Work instructions: Look below. Copy each line that has "masalalarda" in it.

Raw records
+--

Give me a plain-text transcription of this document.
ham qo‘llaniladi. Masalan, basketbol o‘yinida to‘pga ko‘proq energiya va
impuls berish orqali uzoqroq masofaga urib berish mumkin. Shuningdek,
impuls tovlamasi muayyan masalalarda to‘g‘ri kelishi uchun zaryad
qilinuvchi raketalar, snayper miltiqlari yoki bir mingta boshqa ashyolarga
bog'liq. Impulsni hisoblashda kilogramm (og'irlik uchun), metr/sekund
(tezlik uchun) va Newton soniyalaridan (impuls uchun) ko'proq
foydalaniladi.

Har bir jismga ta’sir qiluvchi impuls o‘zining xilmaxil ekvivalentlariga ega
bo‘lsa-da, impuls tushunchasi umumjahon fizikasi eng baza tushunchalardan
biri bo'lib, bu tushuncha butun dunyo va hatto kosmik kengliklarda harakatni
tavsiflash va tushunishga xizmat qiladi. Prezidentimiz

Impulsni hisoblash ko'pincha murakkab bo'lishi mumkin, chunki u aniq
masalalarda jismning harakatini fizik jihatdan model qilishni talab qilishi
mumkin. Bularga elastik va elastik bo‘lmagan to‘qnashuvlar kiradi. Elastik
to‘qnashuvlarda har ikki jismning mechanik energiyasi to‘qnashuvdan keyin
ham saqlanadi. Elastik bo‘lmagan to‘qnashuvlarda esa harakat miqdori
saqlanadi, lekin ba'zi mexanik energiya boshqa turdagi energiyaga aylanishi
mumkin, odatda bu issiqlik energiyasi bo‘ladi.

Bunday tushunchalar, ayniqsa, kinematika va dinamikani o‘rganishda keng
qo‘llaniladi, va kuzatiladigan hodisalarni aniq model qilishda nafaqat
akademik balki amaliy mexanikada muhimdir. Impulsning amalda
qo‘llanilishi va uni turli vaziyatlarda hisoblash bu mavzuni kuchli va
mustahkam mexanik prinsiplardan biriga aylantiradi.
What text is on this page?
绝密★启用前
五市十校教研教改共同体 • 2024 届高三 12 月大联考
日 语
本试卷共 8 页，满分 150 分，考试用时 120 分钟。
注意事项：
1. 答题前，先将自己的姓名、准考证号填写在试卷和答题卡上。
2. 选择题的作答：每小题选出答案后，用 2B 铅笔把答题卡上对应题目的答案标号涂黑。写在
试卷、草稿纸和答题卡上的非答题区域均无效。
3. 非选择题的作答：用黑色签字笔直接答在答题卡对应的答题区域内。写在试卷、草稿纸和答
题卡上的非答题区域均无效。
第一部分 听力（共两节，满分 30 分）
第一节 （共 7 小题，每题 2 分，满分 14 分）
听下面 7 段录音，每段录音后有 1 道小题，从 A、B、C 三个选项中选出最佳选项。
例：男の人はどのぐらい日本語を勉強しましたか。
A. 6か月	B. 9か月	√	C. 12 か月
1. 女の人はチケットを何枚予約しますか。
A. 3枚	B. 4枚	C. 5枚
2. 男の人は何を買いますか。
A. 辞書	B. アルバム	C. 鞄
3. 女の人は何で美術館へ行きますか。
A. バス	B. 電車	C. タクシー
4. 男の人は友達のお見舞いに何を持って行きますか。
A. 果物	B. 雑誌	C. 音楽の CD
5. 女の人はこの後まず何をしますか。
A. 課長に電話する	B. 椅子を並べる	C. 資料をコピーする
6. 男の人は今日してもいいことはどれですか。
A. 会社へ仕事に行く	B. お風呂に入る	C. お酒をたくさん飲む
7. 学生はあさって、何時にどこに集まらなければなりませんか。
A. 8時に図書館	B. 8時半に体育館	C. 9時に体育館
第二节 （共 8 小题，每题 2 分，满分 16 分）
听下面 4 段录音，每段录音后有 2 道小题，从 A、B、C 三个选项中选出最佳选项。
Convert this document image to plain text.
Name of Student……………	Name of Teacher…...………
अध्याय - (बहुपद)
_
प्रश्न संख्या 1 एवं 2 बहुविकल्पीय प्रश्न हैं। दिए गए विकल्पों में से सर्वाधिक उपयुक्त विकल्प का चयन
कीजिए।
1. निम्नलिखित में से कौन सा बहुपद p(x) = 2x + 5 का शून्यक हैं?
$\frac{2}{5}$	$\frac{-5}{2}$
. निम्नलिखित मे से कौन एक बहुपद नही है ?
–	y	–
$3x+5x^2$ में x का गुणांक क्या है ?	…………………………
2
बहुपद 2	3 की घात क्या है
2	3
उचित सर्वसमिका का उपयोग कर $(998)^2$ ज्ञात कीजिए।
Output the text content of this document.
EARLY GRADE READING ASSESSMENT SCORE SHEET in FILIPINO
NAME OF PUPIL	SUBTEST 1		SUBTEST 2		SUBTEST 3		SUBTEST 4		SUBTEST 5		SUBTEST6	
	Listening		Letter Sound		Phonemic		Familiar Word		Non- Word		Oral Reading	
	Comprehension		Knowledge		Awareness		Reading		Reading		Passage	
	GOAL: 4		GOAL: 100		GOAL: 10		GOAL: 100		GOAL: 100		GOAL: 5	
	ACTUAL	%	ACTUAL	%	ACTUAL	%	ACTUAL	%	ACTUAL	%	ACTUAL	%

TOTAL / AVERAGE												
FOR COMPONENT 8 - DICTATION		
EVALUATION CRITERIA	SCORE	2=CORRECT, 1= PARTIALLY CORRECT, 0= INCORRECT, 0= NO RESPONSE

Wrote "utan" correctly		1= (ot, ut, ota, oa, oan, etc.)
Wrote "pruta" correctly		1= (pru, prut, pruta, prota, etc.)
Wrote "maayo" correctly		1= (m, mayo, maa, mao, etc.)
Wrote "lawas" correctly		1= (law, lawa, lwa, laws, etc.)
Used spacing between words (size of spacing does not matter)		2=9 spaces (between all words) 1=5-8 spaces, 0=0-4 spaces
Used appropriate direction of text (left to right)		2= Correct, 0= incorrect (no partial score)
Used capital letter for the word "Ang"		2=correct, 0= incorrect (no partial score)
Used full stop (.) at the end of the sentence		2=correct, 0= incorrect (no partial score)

+--

Solution for this exercise:
impuls tovlamasi muayyan masalalarda to‘g‘ri kelishi uchun zaryad
masalalarda jismning harakatini fizik jihatdan model qilishni talab qilishi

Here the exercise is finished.